• **Stated exercise**:
Only the lines holding the string "Model" are needed. Copy each one.

======== Dataset entries ========

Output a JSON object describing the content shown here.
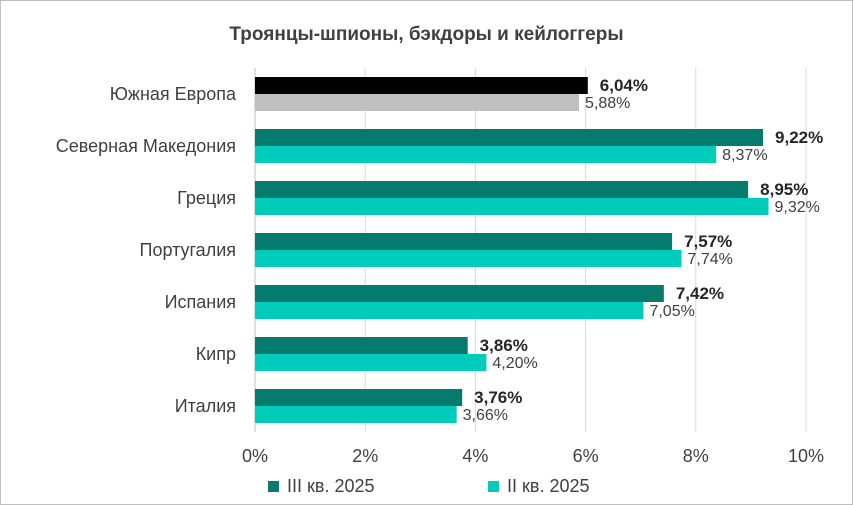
{
  "chart_data": {
    "type": "bar",
    "orientation": "horizontal",
    "title": "Троянцы-шпионы, бэкдоры и кейлоггеры",
    "categories": [
      "Южная Европа",
      "Северная Македония",
      "Греция",
      "Португалия",
      "Испания",
      "Кипр",
      "Италия"
    ],
    "series": [
      {
        "name": "III кв. 2025",
        "values": [
          6.04,
          9.22,
          8.95,
          7.57,
          7.42,
          3.86,
          3.76
        ],
        "labels": [
          "6,04%",
          "9,22%",
          "8,95%",
          "7,57%",
          "7,42%",
          "3,86%",
          "3,76%"
        ]
      },
      {
        "name": "II кв. 2025",
        "values": [
          5.88,
          8.37,
          9.32,
          7.74,
          7.05,
          4.2,
          3.66
        ],
        "labels": [
          "5,88%",
          "8,37%",
          "9,32%",
          "7,74%",
          "7,05%",
          "4,20%",
          "3,66%"
        ]
      }
    ],
    "highlight_category": "Южная Европа",
    "xlim": [
      0,
      10
    ],
    "xticks": [
      "0%",
      "2%",
      "4%",
      "6%",
      "8%",
      "10%"
    ],
    "xtick_values": [
      0,
      2,
      4,
      6,
      8,
      10
    ],
    "grid": "vertical",
    "legend": "bottom"
  },
  "colors": {
    "series1": "#047b6d",
    "series2": "#00ccbb",
    "highlight1": "#000000",
    "highlight2": "#bfbfbf",
    "grid": "#d9d9d9"
  }
}
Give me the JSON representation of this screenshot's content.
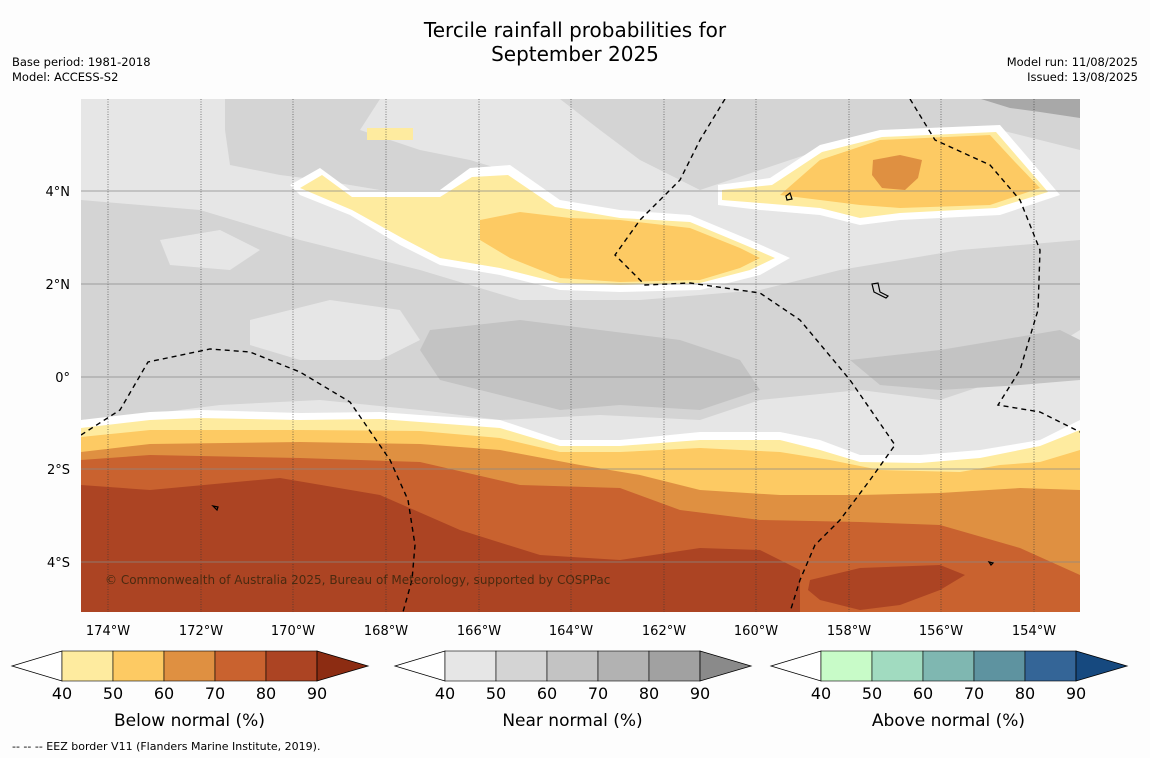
{
  "header": {
    "title_line1": "Tercile rainfall probabilities for",
    "title_line2": "September 2025",
    "base_period": "Base period: 1981-2018",
    "model": "Model: ACCESS-S2",
    "model_run": "Model run: 11/08/2025",
    "issued": "Issued: 13/08/2025"
  },
  "map": {
    "lon_labels": [
      "174°W",
      "172°W",
      "170°W",
      "168°W",
      "166°W",
      "164°W",
      "162°W",
      "160°W",
      "158°W",
      "156°W",
      "154°W"
    ],
    "lat_labels": [
      "4°N",
      "2°N",
      "0°",
      "2°S",
      "4°S"
    ],
    "copyright": "© Commonwealth of Australia 2025, Bureau of Meteorology, supported by COSPPac"
  },
  "legends": [
    {
      "label": "Below normal (%)",
      "ticks": [
        "40",
        "50",
        "60",
        "70",
        "80",
        "90"
      ],
      "colors": [
        "#ffffff",
        "#feeb9f",
        "#fdca63",
        "#df9041",
        "#c9622f",
        "#ac4423",
        "#8c2c12"
      ]
    },
    {
      "label": "Near normal (%)",
      "ticks": [
        "40",
        "50",
        "60",
        "70",
        "80",
        "90"
      ],
      "colors": [
        "#ffffff",
        "#e6e6e6",
        "#d4d4d4",
        "#c3c3c3",
        "#b2b2b2",
        "#a1a1a1",
        "#8a8a8a"
      ]
    },
    {
      "label": "Above normal (%)",
      "ticks": [
        "40",
        "50",
        "60",
        "70",
        "80",
        "90"
      ],
      "colors": [
        "#ffffff",
        "#c8fbc8",
        "#a1dbc0",
        "#7fb7b1",
        "#5e93a0",
        "#346597",
        "#16497f"
      ]
    }
  ],
  "footnote": "--  --  -- EEZ border V11 (Flanders Marine Institute, 2019)."
}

========

• **Output for this task**:
    "model": "Model: ACCESS-S2",
    "model_run": "Model run: 11/08/2025",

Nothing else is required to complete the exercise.